### DATA RECORDS

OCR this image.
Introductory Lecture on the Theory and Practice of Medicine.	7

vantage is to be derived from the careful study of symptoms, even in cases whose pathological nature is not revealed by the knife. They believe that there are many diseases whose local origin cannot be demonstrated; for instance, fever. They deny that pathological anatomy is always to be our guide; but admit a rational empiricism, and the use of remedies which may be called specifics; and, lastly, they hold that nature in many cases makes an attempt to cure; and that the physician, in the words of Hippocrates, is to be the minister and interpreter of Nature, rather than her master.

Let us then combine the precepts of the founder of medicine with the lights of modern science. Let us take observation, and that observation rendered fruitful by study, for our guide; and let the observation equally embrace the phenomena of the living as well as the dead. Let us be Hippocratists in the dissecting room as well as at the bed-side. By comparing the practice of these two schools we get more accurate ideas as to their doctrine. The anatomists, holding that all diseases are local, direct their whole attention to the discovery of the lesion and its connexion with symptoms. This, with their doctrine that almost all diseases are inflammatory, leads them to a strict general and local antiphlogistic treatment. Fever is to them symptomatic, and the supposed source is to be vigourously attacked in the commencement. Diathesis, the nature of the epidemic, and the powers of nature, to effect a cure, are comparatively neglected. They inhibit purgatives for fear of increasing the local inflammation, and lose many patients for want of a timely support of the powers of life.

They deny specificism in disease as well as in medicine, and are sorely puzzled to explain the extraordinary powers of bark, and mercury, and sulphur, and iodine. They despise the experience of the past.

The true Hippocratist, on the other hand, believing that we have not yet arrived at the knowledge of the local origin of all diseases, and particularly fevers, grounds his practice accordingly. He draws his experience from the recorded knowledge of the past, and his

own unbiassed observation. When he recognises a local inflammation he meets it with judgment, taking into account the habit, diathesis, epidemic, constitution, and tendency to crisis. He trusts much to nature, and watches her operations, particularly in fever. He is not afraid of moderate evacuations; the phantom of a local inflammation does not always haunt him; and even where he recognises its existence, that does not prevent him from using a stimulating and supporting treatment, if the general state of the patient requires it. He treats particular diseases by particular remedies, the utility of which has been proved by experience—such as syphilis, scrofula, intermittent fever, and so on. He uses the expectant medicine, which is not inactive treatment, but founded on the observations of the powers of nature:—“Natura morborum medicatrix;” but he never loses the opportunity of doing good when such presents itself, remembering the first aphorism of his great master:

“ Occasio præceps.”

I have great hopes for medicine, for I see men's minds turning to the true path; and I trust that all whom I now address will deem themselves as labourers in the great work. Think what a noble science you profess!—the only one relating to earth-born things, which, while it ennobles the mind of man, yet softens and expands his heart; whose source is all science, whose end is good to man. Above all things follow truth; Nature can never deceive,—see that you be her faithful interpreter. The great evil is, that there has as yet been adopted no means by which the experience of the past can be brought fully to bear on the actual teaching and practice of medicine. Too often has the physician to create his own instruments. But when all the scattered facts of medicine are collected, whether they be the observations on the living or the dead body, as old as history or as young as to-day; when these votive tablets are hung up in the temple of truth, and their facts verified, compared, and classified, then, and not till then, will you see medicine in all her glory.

######

[REQUIREMENT]
Reproduce each line of the data without any change.

[WRITTEN RESPONSE]
OCR this image.
Introductory Lecture on the Theory and Practice of Medicine.	7

vantage is to be derived from the careful study of symptoms, even in cases whose pathological nature is not revealed by the knife. They believe that there are many diseases whose local origin cannot be demonstrated; for instance, fever. They deny that pathological anatomy is always to be our guide; but admit a rational empiricism, and the use of remedies which may be called specifics; and, lastly, they hold that nature in many cases makes an attempt to cure; and that the physician, in the words of Hippocrates, is to be the minister and interpreter of Nature, rather than her master.

Let us then combine the precepts of the founder of medicine with the lights of modern science. Let us take observation, and that observation rendered fruitful by study, for our guide; and let the observation equally embrace the phenomena of the living as well as the dead. Let us be Hippocratists in the dissecting room as well as at the bed-side. By comparing the practice of these two schools we get more accurate ideas as to their doctrine. The anatomists, holding that all diseases are local, direct their whole attention to the discovery of the lesion and its connexion with symptoms. This, with their doctrine that almost all diseases are inflammatory, leads them to a strict general and local antiphlogistic treatment. Fever is to them symptomatic, and the supposed source is to be vigourously attacked in the commencement. Diathesis, the nature of the epidemic, and the powers of nature, to effect a cure, are comparatively neglected. They inhibit purgatives for fear of increasing the local inflammation, and lose many patients for want of a timely support of the powers of life.

They deny specificism in disease as well as in medicine, and are sorely puzzled to explain the extraordinary powers of bark, and mercury, and sulphur, and iodine. They despise the experience of the past.

The true Hippocratist, on the other hand, believing that we have not yet arrived at the knowledge of the local origin of all diseases, and particularly fevers, grounds his practice accordingly. He draws his experience from the recorded knowledge of the past, and his

own unbiassed observation. When he recognises a local inflammation he meets it with judgment, taking into account the habit, diathesis, epidemic, constitution, and tendency to crisis. He trusts much to nature, and watches her operations, particularly in fever. He is not afraid of moderate evacuations; the phantom of a local inflammation does not always haunt him; and even where he recognises its existence, that does not prevent him from using a stimulating and supporting treatment, if the general state of the patient requires it. He treats particular diseases by particular remedies, the utility of which has been proved by experience—such as syphilis, scrofula, intermittent fever, and so on. He uses the expectant medicine, which is not inactive treatment, but founded on the observations of the powers of nature:—“Natura morborum medicatrix;” but he never loses the opportunity of doing good when such presents itself, remembering the first aphorism of his great master:

“ Occasio præceps.”

I have great hopes for medicine, for I see men's minds turning to the true path; and I trust that all whom I now address will deem themselves as labourers in the great work. Think what a noble science you profess!—the only one relating to earth-born things, which, while it ennobles the mind of man, yet softens and expands his heart; whose source is all science, whose end is good to man. Above all things follow truth; Nature can never deceive,—see that you be her faithful interpreter. The great evil is, that there has as yet been adopted no means by which the experience of the past can be brought fully to bear on the actual teaching and practice of medicine. Too often has the physician to create his own instruments. But when all the scattered facts of medicine are collected, whether they be the observations on the living or the dead body, as old as history or as young as to-day; when these votive tablets are hung up in the temple of truth, and their facts verified, compared, and classified, then, and not till then, will you see medicine in all her glory.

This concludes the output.